• **INSTRUCTIONS TO FOLLOW**
Retype the part of the material that opens with the line containing "484, 550, 494]" and closes with the line containing "87, 553, 287]", with both of those lines included.

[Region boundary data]

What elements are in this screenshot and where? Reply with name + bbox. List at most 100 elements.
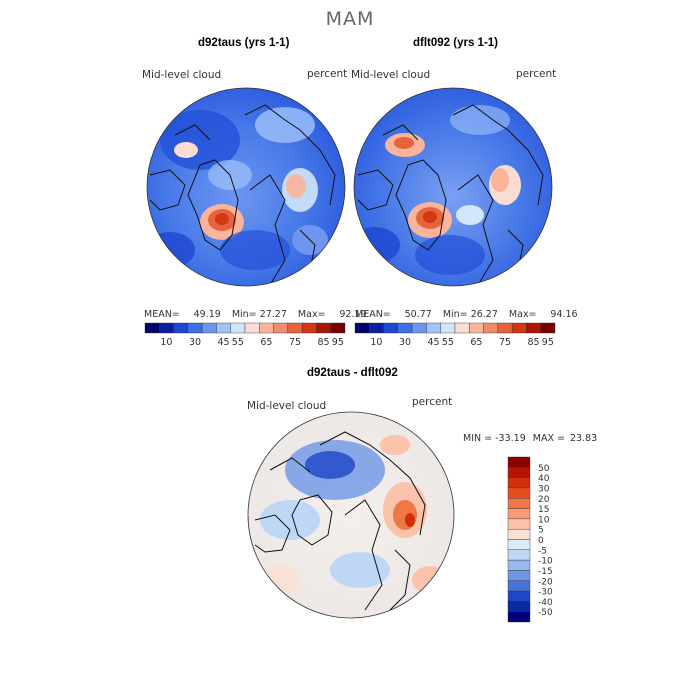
colorbar-tick-label: 30	[538, 484, 550, 494]
panel-2-title: dflt092 (yrs 1-1)	[413, 37, 499, 49]
colorbar-swatch	[507, 487, 531, 499]
panel-2-stats: MEAN= 50.77 Min= 26.27 Max= 94.16	[355, 309, 578, 320]
colorbar-tick-label: 45	[428, 337, 440, 348]
colorbar-tick-label: -15	[538, 567, 553, 577]
mean-label: MEAN=	[355, 309, 391, 320]
panel-1-variable: Mid-level cloud	[142, 69, 222, 81]
diff-panel-variable: Mid-level cloud	[247, 400, 327, 412]
colorbar-swatch	[497, 322, 513, 334]
colorbar-swatch	[201, 322, 217, 334]
diff-panel-units: percent	[412, 396, 453, 408]
colorbar-swatch	[354, 322, 370, 334]
colorbar-tick-label: 50	[538, 464, 550, 474]
colorbar-swatch	[507, 477, 531, 489]
colorbar-swatch	[507, 611, 531, 623]
map-1-coastlines	[149, 104, 336, 286]
colorbar-tick-label: 10	[538, 515, 550, 525]
colorbar-panel-2: 10 30 45 55 65 75 85 95	[354, 322, 556, 348]
mean-value: 50.77	[404, 309, 432, 320]
colorbar-tick-label: 30	[399, 337, 411, 348]
colorbar-swatch	[507, 570, 531, 581]
max-label: Max=	[297, 309, 326, 320]
colorbar-swatch	[483, 322, 499, 334]
colorbar-swatch	[287, 322, 303, 334]
colorbar-swatch	[526, 322, 541, 334]
colorbar-swatch	[316, 322, 331, 334]
colorbar-swatch	[507, 528, 531, 540]
colorbar-swatch	[507, 456, 531, 468]
colorbar-swatch	[507, 559, 531, 571]
max-label: MAX =	[532, 433, 565, 444]
colorbar-swatch	[507, 590, 531, 602]
colorbar-tick-label: -20	[538, 577, 553, 587]
max-label: Max=	[508, 309, 537, 320]
colorbar-tick-label: 20	[538, 495, 550, 505]
colorbar-tick-label: 30	[189, 337, 201, 348]
colorbar-swatch	[507, 518, 531, 530]
colorbar-tick-label: 55	[442, 337, 454, 348]
colorbar-tick-label: 95	[542, 337, 554, 348]
colorbar-swatch	[540, 322, 556, 334]
colorbar-swatch	[216, 322, 231, 334]
colorbar-swatch	[273, 322, 289, 334]
mean-value: 49.19	[193, 309, 221, 320]
colorbar-swatch	[440, 322, 456, 334]
colorbar-tick-label: 10	[370, 337, 382, 348]
colorbar-tick-label: -30	[538, 588, 553, 598]
min-label: Min=	[442, 309, 468, 320]
map-panel-2	[353, 87, 553, 287]
panel-2-units: percent	[516, 68, 557, 80]
colorbar-tick-label: -10	[538, 557, 553, 567]
colorbar-tick-label: -40	[538, 598, 553, 608]
colorbar-swatch	[397, 322, 413, 334]
diff-panel-title: d92taus - dflt092	[307, 367, 398, 379]
colorbar-swatch	[159, 322, 174, 334]
colorbar-swatch	[507, 539, 531, 551]
colorbar-swatch	[507, 498, 531, 509]
min-value: 27.27	[259, 309, 287, 320]
panel-1-units: percent	[307, 68, 348, 80]
colorbar-swatch	[469, 322, 484, 334]
panel-2-variable: Mid-level cloud	[351, 69, 431, 81]
colorbar-swatch	[383, 322, 399, 334]
colorbar-swatch	[507, 467, 531, 478]
colorbar-swatch	[507, 580, 531, 592]
max-value: 23.83	[570, 433, 598, 444]
panel-1-stats: MEAN= 49.19 Min= 27.27 Max= 92.19	[144, 309, 367, 320]
colorbar-tick-label: 10	[160, 337, 172, 348]
colorbar-panel-1: 10 30 45 55 65 75 85 95	[144, 322, 346, 348]
colorbar-swatch	[330, 322, 346, 334]
colorbar-swatch	[507, 601, 531, 612]
max-value: 92.19	[339, 309, 367, 320]
colorbar-swatch	[411, 322, 427, 334]
colorbar-tick-label: 75	[499, 337, 511, 348]
colorbar-swatch	[230, 322, 246, 334]
colorbar-swatch	[301, 322, 317, 334]
colorbar-tick-label: 65	[470, 337, 482, 348]
colorbar-swatch	[507, 549, 531, 561]
colorbar-tick-label: 65	[260, 337, 272, 348]
min-label: MIN =	[463, 433, 493, 444]
max-value: 94.16	[550, 309, 578, 320]
min-label: Min=	[231, 309, 257, 320]
colorbar-swatch	[187, 322, 203, 334]
panel-1-title: d92taus (yrs 1-1)	[198, 37, 290, 49]
diff-map-coastlines	[254, 431, 426, 611]
colorbar-swatch	[259, 322, 274, 334]
colorbar-tick-label: 45	[218, 337, 230, 348]
colorbar-tick-label: 15	[538, 505, 549, 515]
colorbar-swatch	[511, 322, 527, 334]
colorbar-swatch	[369, 322, 384, 334]
colorbar-tick-label: -50	[538, 608, 553, 618]
page-title: MAM	[325, 8, 375, 30]
min-value: -33.19	[495, 433, 526, 444]
colorbar-tick-label: 5	[538, 526, 544, 536]
colorbar-tick-label: -5	[538, 546, 547, 556]
colorbar-tick-label: 85	[528, 337, 540, 348]
map-2-coastlines	[357, 104, 544, 286]
colorbar-tick-label: 75	[289, 337, 301, 348]
map-panel-diff	[247, 411, 455, 619]
colorbar-swatch	[144, 322, 160, 334]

• **WORKED SOLUTION**
colorbar-tick-label: 30	[538, 484, 550, 494]
panel-2-title: dflt092 (yrs 1-1)	[413, 37, 499, 49]
colorbar-swatch	[507, 487, 531, 499]
panel-2-stats: MEAN= 50.77 Min= 26.27 Max= 94.16	[355, 309, 578, 320]
colorbar-tick-label: 45	[428, 337, 440, 348]
colorbar-tick-label: -15	[538, 567, 553, 577]
mean-label: MEAN=	[355, 309, 391, 320]
panel-1-variable: Mid-level cloud	[142, 69, 222, 81]
diff-panel-variable: Mid-level cloud	[247, 400, 327, 412]
colorbar-swatch	[497, 322, 513, 334]
colorbar-swatch	[201, 322, 217, 334]
diff-panel-units: percent	[412, 396, 453, 408]
colorbar-swatch	[354, 322, 370, 334]
colorbar-tick-label: 50	[538, 464, 550, 474]
colorbar-swatch	[507, 477, 531, 489]
colorbar-swatch	[507, 611, 531, 623]
map-1-coastlines	[149, 104, 336, 286]
colorbar-tick-label: 10	[538, 515, 550, 525]
colorbar-panel-2: 10 30 45 55 65 75 85 95	[354, 322, 556, 348]
mean-value: 50.77	[404, 309, 432, 320]
colorbar-tick-label: 30	[399, 337, 411, 348]
colorbar-swatch	[507, 570, 531, 581]
max-label: Max=	[297, 309, 326, 320]
colorbar-swatch	[483, 322, 499, 334]
colorbar-swatch	[287, 322, 303, 334]
colorbar-swatch	[526, 322, 541, 334]
colorbar-swatch	[316, 322, 331, 334]
colorbar-swatch	[507, 528, 531, 540]
colorbar-swatch	[507, 456, 531, 468]
colorbar-swatch	[507, 559, 531, 571]
max-label: MAX =	[532, 433, 565, 444]
colorbar-swatch	[507, 590, 531, 602]
colorbar-tick-label: -20	[538, 577, 553, 587]
max-label: Max=	[508, 309, 537, 320]
colorbar-tick-label: 20	[538, 495, 550, 505]
colorbar-tick-label: 30	[189, 337, 201, 348]
colorbar-swatch	[507, 518, 531, 530]
colorbar-tick-label: 55	[442, 337, 454, 348]
colorbar-tick-label: 95	[542, 337, 554, 348]
colorbar-swatch	[540, 322, 556, 334]
colorbar-swatch	[216, 322, 231, 334]
colorbar-swatch	[273, 322, 289, 334]
mean-value: 49.19	[193, 309, 221, 320]
colorbar-swatch	[440, 322, 456, 334]
colorbar-tick-label: 10	[370, 337, 382, 348]
colorbar-tick-label: -30	[538, 588, 553, 598]
min-label: Min=	[442, 309, 468, 320]
map-panel-2	[353, 87, 553, 287]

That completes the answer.